§ Exercise requirements
Your answer should be a single number: the count of lines holding the word "หารงานบ".

* Start Dataset records *

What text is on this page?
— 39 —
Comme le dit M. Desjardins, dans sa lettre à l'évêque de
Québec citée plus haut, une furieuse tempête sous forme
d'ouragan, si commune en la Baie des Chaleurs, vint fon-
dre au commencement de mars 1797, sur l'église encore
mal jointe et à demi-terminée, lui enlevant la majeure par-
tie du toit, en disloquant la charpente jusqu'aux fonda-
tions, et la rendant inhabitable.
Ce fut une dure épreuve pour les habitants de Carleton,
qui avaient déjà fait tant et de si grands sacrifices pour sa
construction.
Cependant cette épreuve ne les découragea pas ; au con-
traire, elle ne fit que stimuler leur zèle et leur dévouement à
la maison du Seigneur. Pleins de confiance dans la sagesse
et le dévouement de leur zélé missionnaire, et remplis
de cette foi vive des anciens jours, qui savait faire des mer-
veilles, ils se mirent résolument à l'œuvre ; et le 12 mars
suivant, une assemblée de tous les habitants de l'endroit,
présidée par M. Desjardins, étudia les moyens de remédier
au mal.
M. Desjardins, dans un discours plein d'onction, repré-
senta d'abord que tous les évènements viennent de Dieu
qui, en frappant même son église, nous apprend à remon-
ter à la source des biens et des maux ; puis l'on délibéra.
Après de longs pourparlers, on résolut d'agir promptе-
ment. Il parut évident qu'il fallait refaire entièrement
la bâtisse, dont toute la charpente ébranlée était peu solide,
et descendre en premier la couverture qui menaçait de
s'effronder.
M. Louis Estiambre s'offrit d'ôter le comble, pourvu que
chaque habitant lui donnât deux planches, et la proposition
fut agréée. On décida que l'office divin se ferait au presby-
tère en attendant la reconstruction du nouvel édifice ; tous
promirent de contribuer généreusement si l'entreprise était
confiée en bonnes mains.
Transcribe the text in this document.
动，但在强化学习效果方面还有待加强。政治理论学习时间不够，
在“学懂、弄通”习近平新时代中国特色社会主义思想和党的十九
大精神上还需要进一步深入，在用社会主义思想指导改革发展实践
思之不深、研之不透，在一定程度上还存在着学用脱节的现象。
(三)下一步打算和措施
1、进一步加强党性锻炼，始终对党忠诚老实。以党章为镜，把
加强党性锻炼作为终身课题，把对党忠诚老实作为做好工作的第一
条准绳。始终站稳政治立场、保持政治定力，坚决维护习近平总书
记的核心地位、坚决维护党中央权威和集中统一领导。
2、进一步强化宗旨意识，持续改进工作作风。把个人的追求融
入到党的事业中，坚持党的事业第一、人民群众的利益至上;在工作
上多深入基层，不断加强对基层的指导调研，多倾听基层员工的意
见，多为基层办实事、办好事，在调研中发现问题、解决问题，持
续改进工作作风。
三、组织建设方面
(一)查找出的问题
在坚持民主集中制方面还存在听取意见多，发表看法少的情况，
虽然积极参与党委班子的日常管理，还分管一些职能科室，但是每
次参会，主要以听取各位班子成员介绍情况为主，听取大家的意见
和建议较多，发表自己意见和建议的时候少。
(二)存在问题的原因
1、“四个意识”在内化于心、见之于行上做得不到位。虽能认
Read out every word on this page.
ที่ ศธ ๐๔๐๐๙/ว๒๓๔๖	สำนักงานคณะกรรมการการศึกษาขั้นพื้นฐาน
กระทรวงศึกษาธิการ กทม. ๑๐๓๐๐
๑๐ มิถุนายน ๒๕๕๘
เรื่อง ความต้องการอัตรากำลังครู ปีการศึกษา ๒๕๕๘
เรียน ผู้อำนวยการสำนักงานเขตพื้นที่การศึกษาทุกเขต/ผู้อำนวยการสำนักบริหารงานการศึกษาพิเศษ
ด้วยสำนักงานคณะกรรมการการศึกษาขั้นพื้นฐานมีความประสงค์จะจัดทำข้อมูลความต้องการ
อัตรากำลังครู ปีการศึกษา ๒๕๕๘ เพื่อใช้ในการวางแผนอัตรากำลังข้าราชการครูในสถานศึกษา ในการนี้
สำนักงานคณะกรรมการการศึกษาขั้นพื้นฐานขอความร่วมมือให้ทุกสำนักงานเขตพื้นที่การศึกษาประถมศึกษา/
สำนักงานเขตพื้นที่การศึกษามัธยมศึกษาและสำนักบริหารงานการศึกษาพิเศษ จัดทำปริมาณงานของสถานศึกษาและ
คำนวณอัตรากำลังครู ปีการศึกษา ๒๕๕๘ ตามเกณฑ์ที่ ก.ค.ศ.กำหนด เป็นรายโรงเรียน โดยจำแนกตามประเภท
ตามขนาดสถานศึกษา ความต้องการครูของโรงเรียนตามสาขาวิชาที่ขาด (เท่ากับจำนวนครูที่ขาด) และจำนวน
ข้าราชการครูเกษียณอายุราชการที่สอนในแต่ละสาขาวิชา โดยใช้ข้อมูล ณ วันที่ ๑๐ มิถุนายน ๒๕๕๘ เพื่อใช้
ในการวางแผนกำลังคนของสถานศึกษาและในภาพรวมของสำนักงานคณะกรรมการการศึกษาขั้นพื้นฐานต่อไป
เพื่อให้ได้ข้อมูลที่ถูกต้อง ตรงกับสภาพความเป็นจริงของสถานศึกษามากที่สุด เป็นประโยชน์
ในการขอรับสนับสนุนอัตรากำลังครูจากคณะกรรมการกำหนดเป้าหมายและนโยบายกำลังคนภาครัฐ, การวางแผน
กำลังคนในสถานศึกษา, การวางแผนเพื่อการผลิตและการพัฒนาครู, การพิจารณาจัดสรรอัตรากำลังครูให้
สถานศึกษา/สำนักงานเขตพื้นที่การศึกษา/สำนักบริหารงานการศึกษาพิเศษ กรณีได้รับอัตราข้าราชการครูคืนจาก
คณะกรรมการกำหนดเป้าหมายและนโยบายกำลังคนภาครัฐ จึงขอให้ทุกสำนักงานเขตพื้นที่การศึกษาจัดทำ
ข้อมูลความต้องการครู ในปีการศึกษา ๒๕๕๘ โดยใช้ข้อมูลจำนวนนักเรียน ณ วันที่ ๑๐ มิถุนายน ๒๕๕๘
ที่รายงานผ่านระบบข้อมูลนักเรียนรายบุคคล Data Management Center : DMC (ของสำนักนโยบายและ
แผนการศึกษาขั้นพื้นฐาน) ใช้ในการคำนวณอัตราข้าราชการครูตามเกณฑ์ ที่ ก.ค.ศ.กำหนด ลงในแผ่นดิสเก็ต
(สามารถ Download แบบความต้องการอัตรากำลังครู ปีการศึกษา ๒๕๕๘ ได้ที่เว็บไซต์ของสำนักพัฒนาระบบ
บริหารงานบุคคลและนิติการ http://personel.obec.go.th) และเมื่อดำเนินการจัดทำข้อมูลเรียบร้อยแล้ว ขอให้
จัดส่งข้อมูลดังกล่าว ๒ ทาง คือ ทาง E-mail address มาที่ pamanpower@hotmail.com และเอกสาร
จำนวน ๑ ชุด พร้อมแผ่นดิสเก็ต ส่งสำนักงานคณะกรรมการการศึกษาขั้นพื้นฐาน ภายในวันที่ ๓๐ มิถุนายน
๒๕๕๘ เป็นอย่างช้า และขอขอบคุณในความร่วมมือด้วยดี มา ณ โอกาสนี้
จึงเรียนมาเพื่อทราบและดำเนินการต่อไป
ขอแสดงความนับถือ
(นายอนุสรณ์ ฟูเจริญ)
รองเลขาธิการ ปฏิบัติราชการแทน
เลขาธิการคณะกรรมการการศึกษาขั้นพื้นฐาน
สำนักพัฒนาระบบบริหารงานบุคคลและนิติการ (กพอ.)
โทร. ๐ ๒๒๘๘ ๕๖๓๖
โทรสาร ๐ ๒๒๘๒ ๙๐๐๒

* End Dataset records *

§ The result
2